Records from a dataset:
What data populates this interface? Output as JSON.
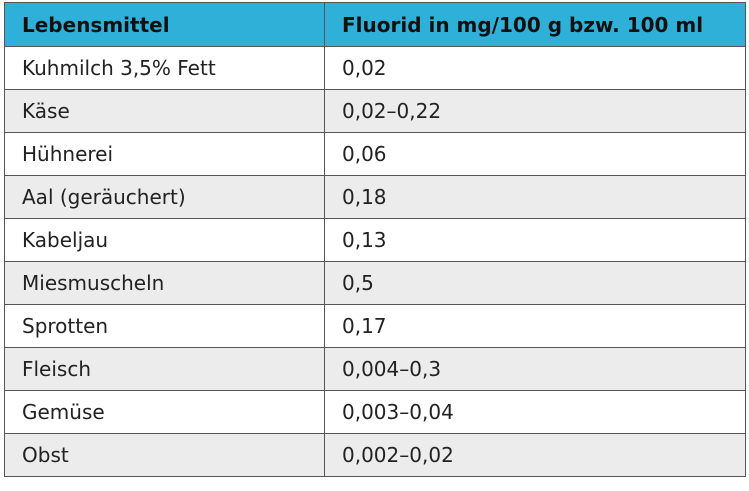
{
  "table": {
    "header_bg": "#2fb0d8",
    "stripe_bg": "#ececec",
    "headers": [
      "Lebensmittel",
      "Fluorid in mg/100 g bzw. 100 ml"
    ],
    "rows": [
      [
        "Kuhmilch 3,5% Fett",
        "0,02"
      ],
      [
        "Käse",
        "0,02–0,22"
      ],
      [
        "Hühnerei",
        "0,06"
      ],
      [
        "Aal (geräuchert)",
        "0,18"
      ],
      [
        "Kabeljau",
        "0,13"
      ],
      [
        "Miesmuscheln",
        "0,5"
      ],
      [
        "Sprotten",
        "0,17"
      ],
      [
        "Fleisch",
        "0,004–0,3"
      ],
      [
        "Gemüse",
        "0,003–0,04"
      ],
      [
        "Obst",
        "0,002–0,02"
      ]
    ]
  }
}
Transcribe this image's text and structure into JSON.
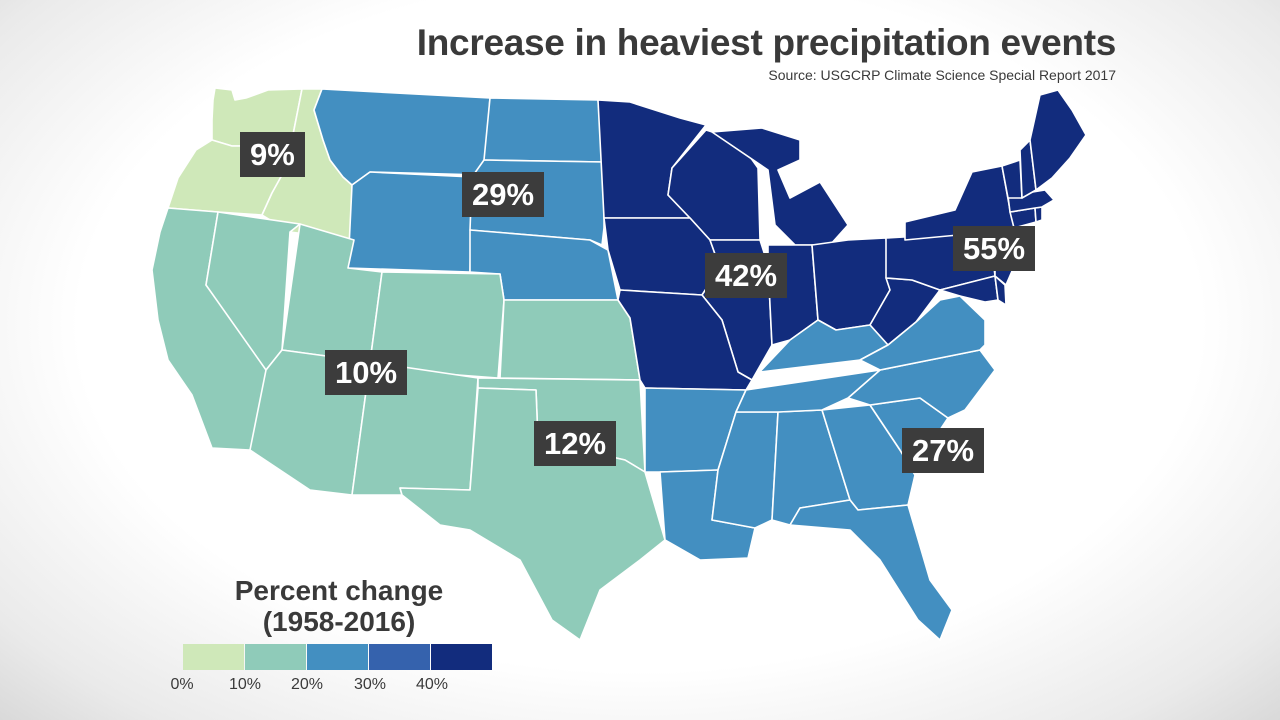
{
  "title": "Increase in heaviest precipitation events",
  "source": "Source: USGCRP Climate Science Special Report 2017",
  "legend": {
    "title_line1": "Percent change",
    "title_line2": "(1958-2016)",
    "ticks": [
      "0%",
      "10%",
      "20%",
      "30%",
      "40%"
    ],
    "colors": [
      "#cfe8b9",
      "#8fcbb9",
      "#438fc1",
      "#3562ad",
      "#122c7d"
    ]
  },
  "regions": {
    "northwest": {
      "label": "9%",
      "color": "#cfe8b9"
    },
    "northern_great_plains": {
      "label": "29%",
      "color": "#438fc1"
    },
    "southwest": {
      "label": "10%",
      "color": "#8fcbb9"
    },
    "southern_great_plains": {
      "label": "12%",
      "color": "#8fcbb9"
    },
    "midwest": {
      "label": "42%",
      "color": "#122c7d"
    },
    "northeast": {
      "label": "55%",
      "color": "#122c7d"
    },
    "southeast": {
      "label": "27%",
      "color": "#438fc1"
    }
  }
}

Short task >>
The records above must be echoed exactly, minus their pictures.

Response for this exercise >>
What data populates this interface? Output as JSON.
{
  "table": {
    "header_bg": "#2fb0d8",
    "stripe_bg": "#ececec",
    "headers": [
      "Lebensmittel",
      "Fluorid in mg/100 g bzw. 100 ml"
    ],
    "rows": [
      [
        "Kuhmilch 3,5% Fett",
        "0,02"
      ],
      [
        "Käse",
        "0,02–0,22"
      ],
      [
        "Hühnerei",
        "0,06"
      ],
      [
        "Aal (geräuchert)",
        "0,18"
      ],
      [
        "Kabeljau",
        "0,13"
      ],
      [
        "Miesmuscheln",
        "0,5"
      ],
      [
        "Sprotten",
        "0,17"
      ],
      [
        "Fleisch",
        "0,004–0,3"
      ],
      [
        "Gemüse",
        "0,003–0,04"
      ],
      [
        "Obst",
        "0,002–0,02"
      ]
    ]
  }
}
Transcribe this image's text and structure into JSON.
{
  "title": "Increase in heaviest precipitation events",
  "source": "Source: USGCRP Climate Science Special Report 2017",
  "legend": {
    "title_line1": "Percent change",
    "title_line2": "(1958-2016)",
    "ticks": [
      "0%",
      "10%",
      "20%",
      "30%",
      "40%"
    ],
    "colors": [
      "#cfe8b9",
      "#8fcbb9",
      "#438fc1",
      "#3562ad",
      "#122c7d"
    ]
  },
  "regions": {
    "northwest": {
      "label": "9%",
      "color": "#cfe8b9"
    },
    "northern_great_plains": {
      "label": "29%",
      "color": "#438fc1"
    },
    "southwest": {
      "label": "10%",
      "color": "#8fcbb9"
    },
    "southern_great_plains": {
      "label": "12%",
      "color": "#8fcbb9"
    },
    "midwest": {
      "label": "42%",
      "color": "#122c7d"
    },
    "northeast": {
      "label": "55%",
      "color": "#122c7d"
    },
    "southeast": {
      "label": "27%",
      "color": "#438fc1"
    }
  }
}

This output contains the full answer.